● Texte source:
MONTRÉAL – De sa position aux abords du terrain du RFK Stadium, Enzo Concina avait devant lui une contradiction à laquelle il ne pouvait trouver aucune explication.

La saison de la MLS était vieille de plus de deux mois et l’Impact de Montréal était arrivé à Washington avec une seule victoire en banque. La troupe de Frank Klopas n’avait marqué que sept buts à ses neuf premiers matchs. La semaine précédente, le Sporting KC lui avait infligé une correction de 3-0. C’était laid, mais pas autant que la raclée de 4-0 encaissée à la mi-avril contre cette même équipe au Missouri.   

Mais ce soir-là, le Bleu-Blanc-Noir en donnait pour son argent au DC United.  

« J’avais été impressionné, se souvient Concina, qui était alors adjoint à l’entraîneur Ben Olsen au sein de la formation de la capitale américaine. Je me souviens de m’être demandé comment ils pouvaient être en aussi mauvaise posture au classement, parce que j’avais l’impression de regarder l’une des meilleures équipes de la Ligue. Cette équipe était tout simplement fantastique. »

● Extrait des données:
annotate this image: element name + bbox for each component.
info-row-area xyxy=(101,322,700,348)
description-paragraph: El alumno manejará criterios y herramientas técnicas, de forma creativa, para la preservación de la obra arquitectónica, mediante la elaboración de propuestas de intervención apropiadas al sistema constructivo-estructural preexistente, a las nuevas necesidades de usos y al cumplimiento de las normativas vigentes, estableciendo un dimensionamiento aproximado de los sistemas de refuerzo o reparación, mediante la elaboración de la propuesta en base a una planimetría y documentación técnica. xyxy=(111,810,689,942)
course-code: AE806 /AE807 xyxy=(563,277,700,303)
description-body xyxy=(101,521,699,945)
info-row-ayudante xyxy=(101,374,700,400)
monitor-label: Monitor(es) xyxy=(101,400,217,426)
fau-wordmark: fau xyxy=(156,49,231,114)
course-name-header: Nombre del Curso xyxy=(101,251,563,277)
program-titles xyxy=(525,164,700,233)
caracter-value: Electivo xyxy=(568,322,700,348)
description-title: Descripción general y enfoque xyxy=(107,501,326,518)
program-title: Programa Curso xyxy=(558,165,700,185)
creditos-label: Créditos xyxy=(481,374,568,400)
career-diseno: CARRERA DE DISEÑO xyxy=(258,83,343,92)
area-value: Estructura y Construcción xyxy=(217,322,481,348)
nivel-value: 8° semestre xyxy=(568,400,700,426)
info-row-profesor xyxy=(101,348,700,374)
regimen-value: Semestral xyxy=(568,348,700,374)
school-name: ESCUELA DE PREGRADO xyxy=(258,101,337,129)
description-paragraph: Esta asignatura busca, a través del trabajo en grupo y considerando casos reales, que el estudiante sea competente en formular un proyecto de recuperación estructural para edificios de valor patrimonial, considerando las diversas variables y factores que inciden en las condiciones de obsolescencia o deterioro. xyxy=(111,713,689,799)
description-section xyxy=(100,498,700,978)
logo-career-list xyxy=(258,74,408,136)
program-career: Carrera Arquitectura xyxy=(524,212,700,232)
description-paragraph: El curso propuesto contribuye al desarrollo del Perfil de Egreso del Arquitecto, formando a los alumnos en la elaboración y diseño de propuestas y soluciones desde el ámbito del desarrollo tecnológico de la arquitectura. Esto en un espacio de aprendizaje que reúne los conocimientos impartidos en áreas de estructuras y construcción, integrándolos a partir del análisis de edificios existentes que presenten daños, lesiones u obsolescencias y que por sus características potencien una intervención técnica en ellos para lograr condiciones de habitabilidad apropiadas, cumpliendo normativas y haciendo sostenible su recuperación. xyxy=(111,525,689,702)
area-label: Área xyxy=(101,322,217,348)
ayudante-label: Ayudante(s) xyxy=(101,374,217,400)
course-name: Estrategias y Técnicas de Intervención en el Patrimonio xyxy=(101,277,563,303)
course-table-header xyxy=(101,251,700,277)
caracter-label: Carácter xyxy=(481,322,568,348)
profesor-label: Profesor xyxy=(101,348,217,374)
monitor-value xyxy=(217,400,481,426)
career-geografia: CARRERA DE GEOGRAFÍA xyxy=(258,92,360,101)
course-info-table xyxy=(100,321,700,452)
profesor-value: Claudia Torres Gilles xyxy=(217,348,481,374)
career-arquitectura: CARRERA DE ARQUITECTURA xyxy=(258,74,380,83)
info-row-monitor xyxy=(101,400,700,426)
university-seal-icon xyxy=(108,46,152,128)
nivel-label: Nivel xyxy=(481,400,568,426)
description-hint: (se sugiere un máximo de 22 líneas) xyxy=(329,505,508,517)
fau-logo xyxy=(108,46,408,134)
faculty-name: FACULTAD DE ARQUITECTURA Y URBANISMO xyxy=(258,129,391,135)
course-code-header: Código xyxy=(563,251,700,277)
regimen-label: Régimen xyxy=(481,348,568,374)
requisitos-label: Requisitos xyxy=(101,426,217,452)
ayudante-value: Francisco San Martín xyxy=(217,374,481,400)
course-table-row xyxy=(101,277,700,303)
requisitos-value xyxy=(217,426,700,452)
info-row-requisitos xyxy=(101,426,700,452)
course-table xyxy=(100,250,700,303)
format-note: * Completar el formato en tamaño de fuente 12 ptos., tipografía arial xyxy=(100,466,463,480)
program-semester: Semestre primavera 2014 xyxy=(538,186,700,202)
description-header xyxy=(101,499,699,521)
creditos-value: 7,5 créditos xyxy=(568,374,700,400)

● Consigne: Recopiez fidèlement le passage du texte sur l’Impact de Montréal qui commence aux mots « MONTRÉAL – De » et s’arrête après « au DC United. ».

● Corrigé:
MONTRÉAL – De sa position aux abords du terrain du RFK Stadium, Enzo Concina avait devant lui une contradiction à laquelle il ne pouvait trouver aucune explication.

La saison de la MLS était vieille de plus de deux mois et l’Impact de Montréal était arrivé à Washington avec une seule victoire en banque. La troupe de Frank Klopas n’avait marqué que sept buts à ses neuf premiers matchs. La semaine précédente, le Sporting KC lui avait infligé une correction de 3-0. C’était laid, mais pas autant que la raclée de 4-0 encaissée à la mi-avril contre cette même équipe au Missouri.   

Mais ce soir-là, le Bleu-Blanc-Noir en donnait pour son argent au DC United.